§ Set problem
Copy all lines in which the word "time" can be found.

-- begin Data excerpts --

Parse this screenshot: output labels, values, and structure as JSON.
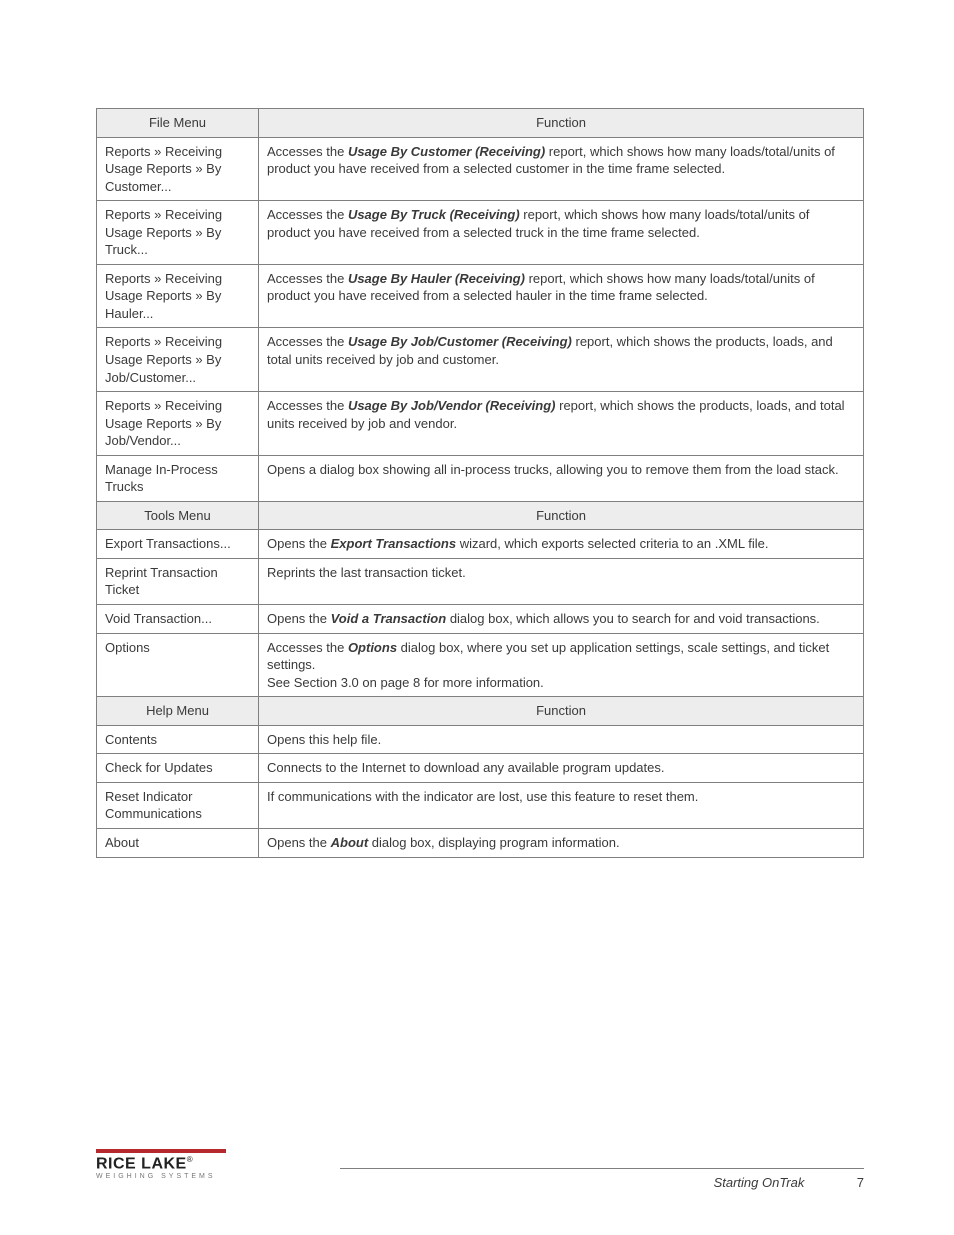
{
  "sections": [
    {
      "header": {
        "left": "File Menu",
        "right": "Function"
      },
      "rows": [
        {
          "menu": "Reports  » Receiving Usage Reports » By Customer...",
          "func_pre": "Accesses the ",
          "func_em": "Usage By Customer (Receiving)",
          "func_post": " report, which shows how many loads/total/units of product you have received from a selected customer in the time frame selected."
        },
        {
          "menu": "Reports  » Receiving Usage Reports » By Truck...",
          "func_pre": "Accesses the ",
          "func_em": "Usage By Truck (Receiving)",
          "func_post": " report, which shows how many loads/total/units of product you have received from a selected truck in the time frame selected."
        },
        {
          "menu": "Reports  » Receiving Usage Reports » By Hauler...",
          "func_pre": "Accesses the ",
          "func_em": "Usage By Hauler (Receiving)",
          "func_post": " report, which shows how many loads/total/units of product you have received from a selected hauler in the time frame selected."
        },
        {
          "menu": "Reports  » Receiving Usage Reports » By Job/Customer...",
          "func_pre": "Accesses the ",
          "func_em": "Usage By Job/Customer (Receiving)",
          "func_post": " report, which shows the products, loads, and total units received by job and customer."
        },
        {
          "menu": "Reports  » Receiving Usage Reports » By Job/Vendor...",
          "func_pre": "Accesses the ",
          "func_em": "Usage By Job/Vendor (Receiving)",
          "func_post": " report, which shows the products, loads, and total units received by job and vendor."
        },
        {
          "menu": "Manage In-Process Trucks",
          "func_pre": "Opens a dialog box showing all in-process trucks, allowing you to remove them from the load stack.",
          "func_em": "",
          "func_post": ""
        }
      ]
    },
    {
      "header": {
        "left": "Tools Menu",
        "right": "Function"
      },
      "rows": [
        {
          "menu": "Export Transactions...",
          "func_pre": "Opens the ",
          "func_em": "Export Transactions",
          "func_post": " wizard, which exports selected criteria to an .XML file."
        },
        {
          "menu": "Reprint Transaction Ticket",
          "func_pre": "Reprints the last transaction ticket.",
          "func_em": "",
          "func_post": ""
        },
        {
          "menu": "Void Transaction...",
          "func_pre": "Opens the ",
          "func_em": "Void a Transaction",
          "func_post": " dialog box, which allows you to search for and void transactions."
        },
        {
          "menu": "Options",
          "func_pre": "Accesses the ",
          "func_em": "Options",
          "func_post": " dialog box, where you set up application settings, scale settings, and ticket settings.",
          "func_extra": "See Section 3.0 on page 8 for more information."
        }
      ]
    },
    {
      "header": {
        "left": "Help Menu",
        "right": "Function"
      },
      "rows": [
        {
          "menu": "Contents",
          "func_pre": "Opens this help file.",
          "func_em": "",
          "func_post": ""
        },
        {
          "menu": "Check for Updates",
          "func_pre": "Connects to the Internet to download any available program updates.",
          "func_em": "",
          "func_post": ""
        },
        {
          "menu": "Reset Indicator Communications",
          "func_pre": "If communications with the indicator are lost, use this feature to reset them.",
          "func_em": "",
          "func_post": ""
        },
        {
          "menu": "About",
          "func_pre": "Opens the ",
          "func_em": "About",
          "func_post": " dialog box, displaying program information."
        }
      ]
    }
  ],
  "footer": {
    "brand": "RICE LAKE",
    "subtitle": "WEIGHING SYSTEMS",
    "section": "Starting OnTrak",
    "page": "7"
  }
}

-- end Data excerpts --

§ Task response
          "func_post": " report, which shows how many loads/total/units of product you have received from a selected customer in the time frame selected."
          "func_post": " report, which shows how many loads/total/units of product you have received from a selected truck in the time frame selected."
          "func_post": " report, which shows how many loads/total/units of product you have received from a selected hauler in the time frame selected."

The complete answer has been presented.